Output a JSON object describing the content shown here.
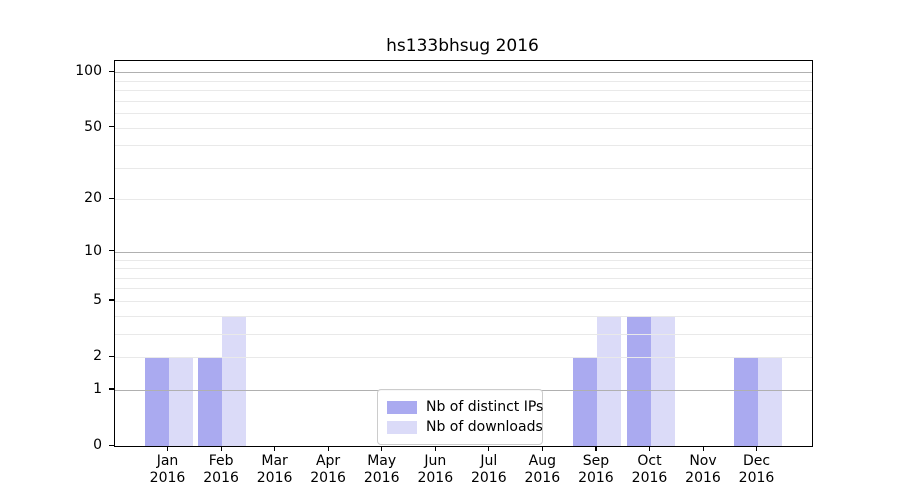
{
  "chart_data": {
    "type": "bar",
    "title": "hs133bhsug 2016",
    "categories": [
      "Jan",
      "Feb",
      "Mar",
      "Apr",
      "May",
      "Jun",
      "Jul",
      "Aug",
      "Sep",
      "Oct",
      "Nov",
      "Dec"
    ],
    "year_label": "2016",
    "series": [
      {
        "name": "Nb of distinct IPs",
        "color": "#aaaaf0",
        "values": [
          2,
          2,
          0,
          0,
          0,
          0,
          0,
          0,
          2,
          4,
          0,
          2
        ]
      },
      {
        "name": "Nb of downloads",
        "color": "#dbdbf8",
        "values": [
          2,
          4,
          0,
          0,
          0,
          0,
          0,
          0,
          4,
          4,
          0,
          2
        ]
      }
    ],
    "yscale": "log1p",
    "ylim": [
      0,
      115
    ],
    "yticks_labeled": [
      0,
      1,
      2,
      5,
      10,
      20,
      50,
      100
    ],
    "grid_major": [
      1,
      10,
      100
    ],
    "grid_minor": [
      2,
      3,
      4,
      5,
      6,
      7,
      8,
      9,
      20,
      30,
      40,
      50,
      60,
      70,
      80,
      90
    ],
    "legend_position": "lower-center",
    "grid_on": true,
    "colors": {
      "grid_major": "#b0b0b0",
      "grid_minor": "#e9e9e9",
      "spine": "#000000",
      "legend_border": "#cccccc",
      "background": "#ffffff",
      "text": "#000000"
    }
  }
}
━━━━━━━━━━━━━━━━━━━━━━━━━━━━━━
▶ TO BE DONE:
Set down the material above as is, without any pictures.

▶ RESPONSE BELOW:
Output a JSON object describing the content shown here.
{
  "chart_data": {
    "type": "bar",
    "title": "hs133bhsug 2016",
    "categories": [
      "Jan",
      "Feb",
      "Mar",
      "Apr",
      "May",
      "Jun",
      "Jul",
      "Aug",
      "Sep",
      "Oct",
      "Nov",
      "Dec"
    ],
    "year_label": "2016",
    "series": [
      {
        "name": "Nb of distinct IPs",
        "color": "#aaaaf0",
        "values": [
          2,
          2,
          0,
          0,
          0,
          0,
          0,
          0,
          2,
          4,
          0,
          2
        ]
      },
      {
        "name": "Nb of downloads",
        "color": "#dbdbf8",
        "values": [
          2,
          4,
          0,
          0,
          0,
          0,
          0,
          0,
          4,
          4,
          0,
          2
        ]
      }
    ],
    "yscale": "log1p",
    "ylim": [
      0,
      115
    ],
    "yticks_labeled": [
      0,
      1,
      2,
      5,
      10,
      20,
      50,
      100
    ],
    "grid_major": [
      1,
      10,
      100
    ],
    "grid_minor": [
      2,
      3,
      4,
      5,
      6,
      7,
      8,
      9,
      20,
      30,
      40,
      50,
      60,
      70,
      80,
      90
    ],
    "legend_position": "lower-center",
    "grid_on": true,
    "colors": {
      "grid_major": "#b0b0b0",
      "grid_minor": "#e9e9e9",
      "spine": "#000000",
      "legend_border": "#cccccc",
      "background": "#ffffff",
      "text": "#000000"
    }
  }
}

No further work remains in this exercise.